RECORDS SHOWN →
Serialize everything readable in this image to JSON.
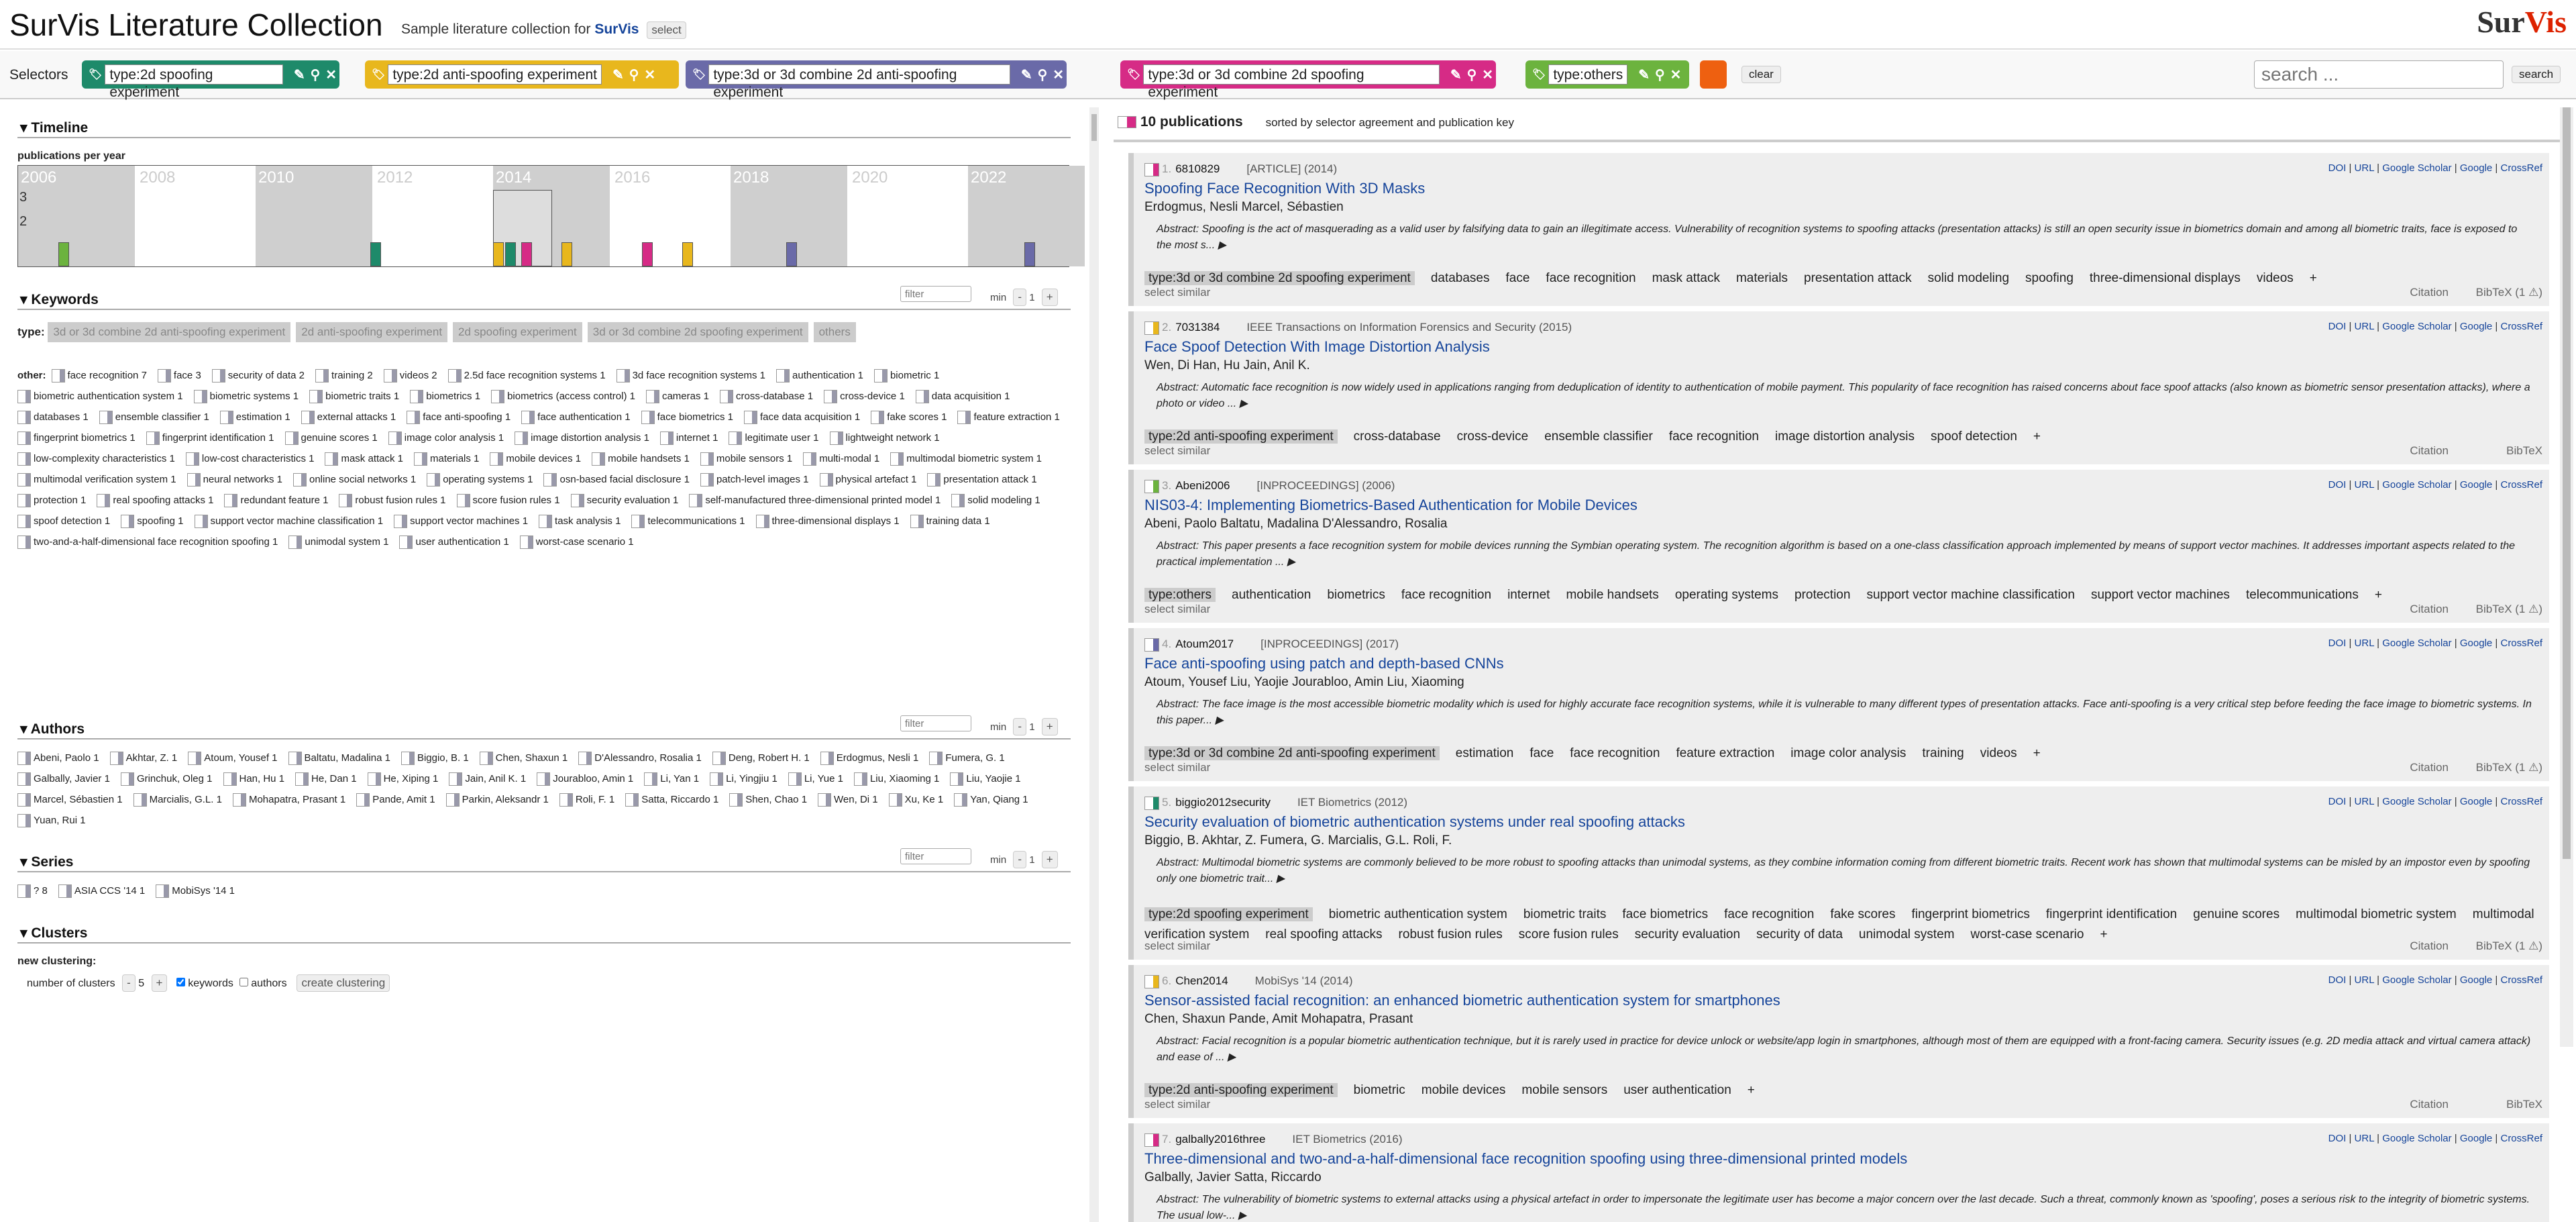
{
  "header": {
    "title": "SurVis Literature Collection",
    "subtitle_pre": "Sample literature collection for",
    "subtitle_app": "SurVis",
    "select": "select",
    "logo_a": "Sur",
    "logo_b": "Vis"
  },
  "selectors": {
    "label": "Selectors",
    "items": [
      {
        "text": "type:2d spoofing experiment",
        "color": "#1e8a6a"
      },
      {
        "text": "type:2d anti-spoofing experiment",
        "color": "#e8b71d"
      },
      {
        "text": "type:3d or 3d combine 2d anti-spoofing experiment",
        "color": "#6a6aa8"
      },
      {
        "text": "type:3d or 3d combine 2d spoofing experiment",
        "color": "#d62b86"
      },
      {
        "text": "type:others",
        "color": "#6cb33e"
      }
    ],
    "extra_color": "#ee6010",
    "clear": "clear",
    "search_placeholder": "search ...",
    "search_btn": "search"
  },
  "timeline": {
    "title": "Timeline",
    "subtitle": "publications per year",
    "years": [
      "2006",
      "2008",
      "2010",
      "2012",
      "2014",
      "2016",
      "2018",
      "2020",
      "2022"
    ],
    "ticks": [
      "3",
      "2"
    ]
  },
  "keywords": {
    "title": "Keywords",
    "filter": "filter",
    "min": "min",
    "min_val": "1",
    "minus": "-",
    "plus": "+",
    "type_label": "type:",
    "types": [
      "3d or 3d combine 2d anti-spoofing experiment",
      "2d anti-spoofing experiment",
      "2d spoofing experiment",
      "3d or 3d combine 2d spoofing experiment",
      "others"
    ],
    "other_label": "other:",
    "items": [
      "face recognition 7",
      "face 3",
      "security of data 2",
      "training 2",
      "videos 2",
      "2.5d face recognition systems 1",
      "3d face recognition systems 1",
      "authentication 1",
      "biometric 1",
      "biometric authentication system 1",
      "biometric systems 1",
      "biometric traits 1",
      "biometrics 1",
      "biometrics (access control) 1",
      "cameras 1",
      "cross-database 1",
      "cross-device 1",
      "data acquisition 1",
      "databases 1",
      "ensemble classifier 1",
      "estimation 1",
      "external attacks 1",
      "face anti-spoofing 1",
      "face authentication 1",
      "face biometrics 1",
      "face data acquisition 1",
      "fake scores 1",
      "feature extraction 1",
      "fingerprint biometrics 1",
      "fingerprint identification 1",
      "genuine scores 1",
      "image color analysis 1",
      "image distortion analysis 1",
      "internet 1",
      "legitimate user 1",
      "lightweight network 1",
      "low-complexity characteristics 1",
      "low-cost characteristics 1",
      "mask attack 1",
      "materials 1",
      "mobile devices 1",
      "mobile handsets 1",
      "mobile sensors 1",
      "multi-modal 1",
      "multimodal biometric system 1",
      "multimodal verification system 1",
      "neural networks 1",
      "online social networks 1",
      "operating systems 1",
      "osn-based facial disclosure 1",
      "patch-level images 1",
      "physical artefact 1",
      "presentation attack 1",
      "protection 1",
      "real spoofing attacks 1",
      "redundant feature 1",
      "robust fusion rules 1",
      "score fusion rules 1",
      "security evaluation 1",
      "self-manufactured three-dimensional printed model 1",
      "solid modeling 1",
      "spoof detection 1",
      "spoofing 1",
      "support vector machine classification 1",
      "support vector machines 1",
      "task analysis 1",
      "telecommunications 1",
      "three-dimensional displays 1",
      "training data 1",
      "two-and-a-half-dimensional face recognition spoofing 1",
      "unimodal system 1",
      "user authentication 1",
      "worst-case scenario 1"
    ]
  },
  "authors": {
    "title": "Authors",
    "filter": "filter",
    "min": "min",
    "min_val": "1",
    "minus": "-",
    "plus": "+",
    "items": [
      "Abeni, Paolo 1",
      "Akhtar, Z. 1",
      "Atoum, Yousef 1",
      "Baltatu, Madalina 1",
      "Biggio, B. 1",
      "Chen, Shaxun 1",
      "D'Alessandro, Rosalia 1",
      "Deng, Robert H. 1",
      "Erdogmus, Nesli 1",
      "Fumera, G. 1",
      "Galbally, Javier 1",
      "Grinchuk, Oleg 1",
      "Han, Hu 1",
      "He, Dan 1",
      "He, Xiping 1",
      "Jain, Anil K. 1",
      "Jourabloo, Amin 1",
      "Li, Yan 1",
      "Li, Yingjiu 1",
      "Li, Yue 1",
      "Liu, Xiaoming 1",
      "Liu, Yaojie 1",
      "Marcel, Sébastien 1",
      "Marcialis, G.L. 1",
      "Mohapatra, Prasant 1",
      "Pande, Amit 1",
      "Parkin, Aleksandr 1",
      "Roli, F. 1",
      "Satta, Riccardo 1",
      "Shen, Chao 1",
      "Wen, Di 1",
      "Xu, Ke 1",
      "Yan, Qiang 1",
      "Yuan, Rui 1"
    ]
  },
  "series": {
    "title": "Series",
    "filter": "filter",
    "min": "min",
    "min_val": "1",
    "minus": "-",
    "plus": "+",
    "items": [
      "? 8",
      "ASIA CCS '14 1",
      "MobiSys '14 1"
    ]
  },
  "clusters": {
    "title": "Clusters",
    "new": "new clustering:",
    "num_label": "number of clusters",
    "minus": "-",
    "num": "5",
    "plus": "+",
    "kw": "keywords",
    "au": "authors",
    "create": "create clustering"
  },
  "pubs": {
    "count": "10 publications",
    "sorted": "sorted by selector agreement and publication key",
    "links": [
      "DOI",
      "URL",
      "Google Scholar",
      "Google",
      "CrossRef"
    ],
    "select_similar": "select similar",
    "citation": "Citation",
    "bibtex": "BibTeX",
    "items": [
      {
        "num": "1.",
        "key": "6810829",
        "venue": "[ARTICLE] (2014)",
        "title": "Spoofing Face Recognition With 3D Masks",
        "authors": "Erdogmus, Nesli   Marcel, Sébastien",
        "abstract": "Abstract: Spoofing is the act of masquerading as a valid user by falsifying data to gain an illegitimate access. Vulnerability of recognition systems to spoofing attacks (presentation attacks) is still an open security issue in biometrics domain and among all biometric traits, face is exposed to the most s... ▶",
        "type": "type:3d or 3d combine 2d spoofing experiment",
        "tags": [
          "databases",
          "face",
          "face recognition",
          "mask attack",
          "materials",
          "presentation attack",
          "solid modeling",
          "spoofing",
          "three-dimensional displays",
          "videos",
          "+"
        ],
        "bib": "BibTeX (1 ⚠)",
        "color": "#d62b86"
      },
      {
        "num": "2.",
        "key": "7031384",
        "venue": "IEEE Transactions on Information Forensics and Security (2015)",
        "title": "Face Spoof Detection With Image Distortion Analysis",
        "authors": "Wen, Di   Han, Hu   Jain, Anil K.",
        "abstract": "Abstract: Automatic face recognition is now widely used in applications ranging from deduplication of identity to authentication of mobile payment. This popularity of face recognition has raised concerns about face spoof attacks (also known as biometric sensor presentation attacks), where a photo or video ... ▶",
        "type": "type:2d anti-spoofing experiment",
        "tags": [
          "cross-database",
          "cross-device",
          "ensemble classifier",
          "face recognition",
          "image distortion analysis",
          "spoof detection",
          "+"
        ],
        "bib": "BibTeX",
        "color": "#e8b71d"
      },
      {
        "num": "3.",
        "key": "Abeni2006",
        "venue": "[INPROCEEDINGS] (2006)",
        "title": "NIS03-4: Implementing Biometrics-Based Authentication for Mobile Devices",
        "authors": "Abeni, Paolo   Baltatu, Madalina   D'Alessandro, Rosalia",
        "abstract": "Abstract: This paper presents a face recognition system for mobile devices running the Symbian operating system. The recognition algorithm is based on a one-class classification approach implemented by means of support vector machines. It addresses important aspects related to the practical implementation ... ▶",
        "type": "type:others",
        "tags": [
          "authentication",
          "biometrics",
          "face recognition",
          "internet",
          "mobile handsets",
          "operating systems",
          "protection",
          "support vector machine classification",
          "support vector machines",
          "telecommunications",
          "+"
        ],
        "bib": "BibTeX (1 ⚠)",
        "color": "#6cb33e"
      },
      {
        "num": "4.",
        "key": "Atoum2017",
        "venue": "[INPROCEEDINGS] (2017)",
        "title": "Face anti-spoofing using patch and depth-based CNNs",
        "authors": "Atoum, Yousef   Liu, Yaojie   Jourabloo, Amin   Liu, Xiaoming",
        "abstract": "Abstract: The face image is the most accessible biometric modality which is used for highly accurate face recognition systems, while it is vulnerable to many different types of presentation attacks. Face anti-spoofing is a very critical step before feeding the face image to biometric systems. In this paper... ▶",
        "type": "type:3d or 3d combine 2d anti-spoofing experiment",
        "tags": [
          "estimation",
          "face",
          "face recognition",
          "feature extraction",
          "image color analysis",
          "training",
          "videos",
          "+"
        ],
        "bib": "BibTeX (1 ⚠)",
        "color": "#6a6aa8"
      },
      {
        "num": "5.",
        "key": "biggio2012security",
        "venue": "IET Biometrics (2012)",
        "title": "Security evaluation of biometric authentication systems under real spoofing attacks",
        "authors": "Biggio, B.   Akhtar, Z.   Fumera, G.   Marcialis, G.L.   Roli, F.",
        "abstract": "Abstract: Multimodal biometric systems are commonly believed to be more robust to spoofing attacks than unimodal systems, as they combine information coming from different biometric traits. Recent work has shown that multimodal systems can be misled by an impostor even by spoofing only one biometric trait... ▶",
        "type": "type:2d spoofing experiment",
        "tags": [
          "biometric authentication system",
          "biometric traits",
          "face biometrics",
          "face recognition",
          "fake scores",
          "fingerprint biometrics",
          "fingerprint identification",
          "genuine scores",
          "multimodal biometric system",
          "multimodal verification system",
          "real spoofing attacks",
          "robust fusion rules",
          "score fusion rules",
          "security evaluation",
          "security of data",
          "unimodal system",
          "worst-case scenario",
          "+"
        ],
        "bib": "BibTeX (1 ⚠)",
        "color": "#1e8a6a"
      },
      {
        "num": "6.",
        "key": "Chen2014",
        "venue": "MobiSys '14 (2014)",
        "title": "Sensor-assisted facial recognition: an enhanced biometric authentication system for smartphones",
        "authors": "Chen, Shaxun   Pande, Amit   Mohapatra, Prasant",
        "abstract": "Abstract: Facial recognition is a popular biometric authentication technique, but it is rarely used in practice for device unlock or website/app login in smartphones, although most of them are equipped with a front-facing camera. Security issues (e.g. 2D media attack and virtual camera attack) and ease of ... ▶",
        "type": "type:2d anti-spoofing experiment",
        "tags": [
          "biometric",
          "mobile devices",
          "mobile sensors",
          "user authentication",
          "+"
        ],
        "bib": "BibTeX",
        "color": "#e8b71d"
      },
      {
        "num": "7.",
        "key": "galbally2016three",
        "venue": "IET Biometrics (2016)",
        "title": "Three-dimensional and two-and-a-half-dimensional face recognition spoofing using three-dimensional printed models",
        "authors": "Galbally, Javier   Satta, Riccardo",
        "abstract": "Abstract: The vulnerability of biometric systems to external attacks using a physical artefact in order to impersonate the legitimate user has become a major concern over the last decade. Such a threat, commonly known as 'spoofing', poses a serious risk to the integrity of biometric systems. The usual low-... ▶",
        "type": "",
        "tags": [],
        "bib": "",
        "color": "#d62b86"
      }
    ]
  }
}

BRIEF → Give the number of lines in the records that contain the string "Prasant", with no other output.

OUTPUT BELOW → 2